Challenge: Collect each line of the records containing the string "政绩为谁而树".

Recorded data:
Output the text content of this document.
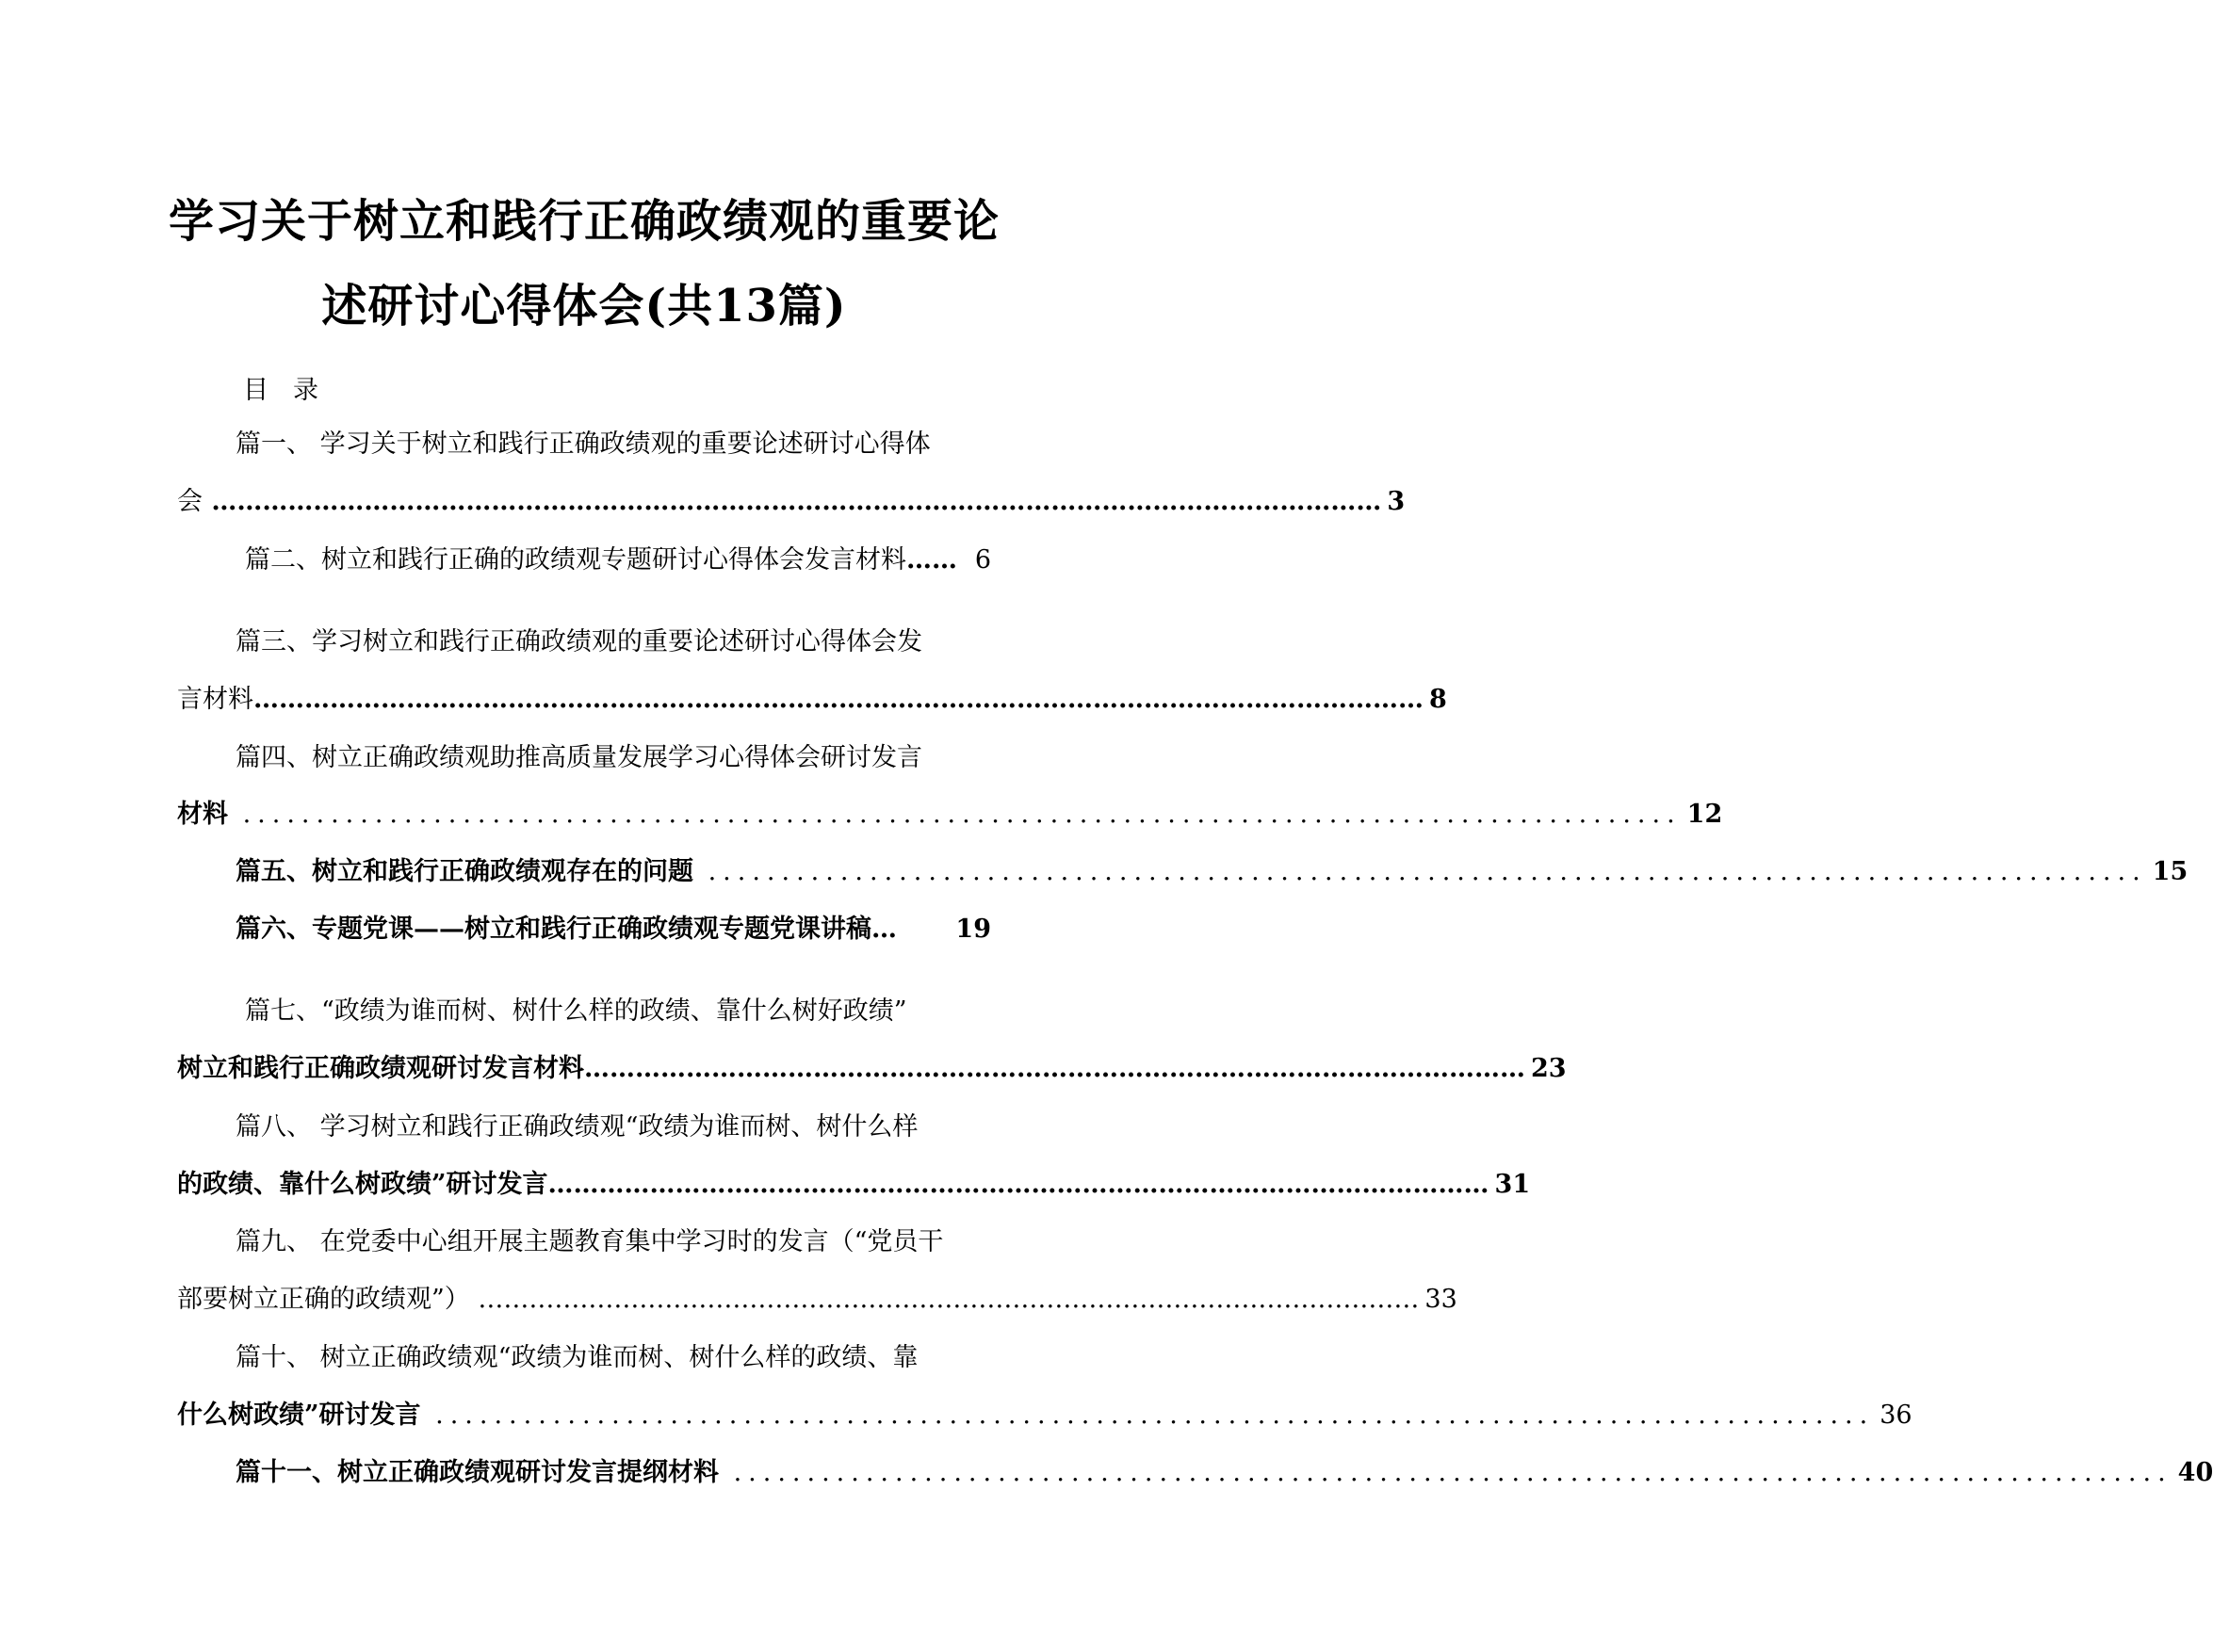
学习关于树立和践行正确政绩观的重要论
述研讨心得体会(共13篇)
目录
篇一、 学习关于树立和践行正确政绩观的重要论述研讨心得体
会 ………………………………………………………………………………………………………………………… 3
篇二、树立和践行正确的政绩观专题研讨心得体会发言材料 …… 6
篇三、学习树立和践行正确政绩观的重要论述研讨心得体会发
言材料 ………………………………………………………………………………………………………………………… 8
篇四、树立正确政绩观助推高质量发展学习心得体会研讨发言
材料 .................................................................................................. 12
篇五、树立和践行正确政绩观存在的问题 .................................................................................................. 15
篇六、专题党课——树立和践行正确政绩观专题党课讲稿 …	19
篇七、“政绩为谁而树、树什么样的政绩、靠什么树好政绩”
树立和践行正确政绩观研讨发言材料 ………………………………………………………………………………………………… 23
篇八、 学习树立和践行正确政绩观“政绩为谁而树、树什么样
的政绩、靠什么树政绩”研讨发言 ………………………………………………………………………………………………… 31
篇九、 在党委中心组开展主题教育集中学习时的发言（“党员干
部要树立正确的政绩观”） ………………………………………………………………………………………………… 33
篇十、 树立正确政绩观“政绩为谁而树、树什么样的政绩、靠
什么树政绩”研讨发言 .................................................................................................. 36
篇十一、树立正确政绩观研讨发言提纲材料 .................................................................................................. 40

Output for this exercise:
篇七、“政绩为谁而树、树什么样的政绩、靠什么树好政绩”
篇八、 学习树立和践行正确政绩观“政绩为谁而树、树什么样
篇十、 树立正确政绩观“政绩为谁而树、树什么样的政绩、靠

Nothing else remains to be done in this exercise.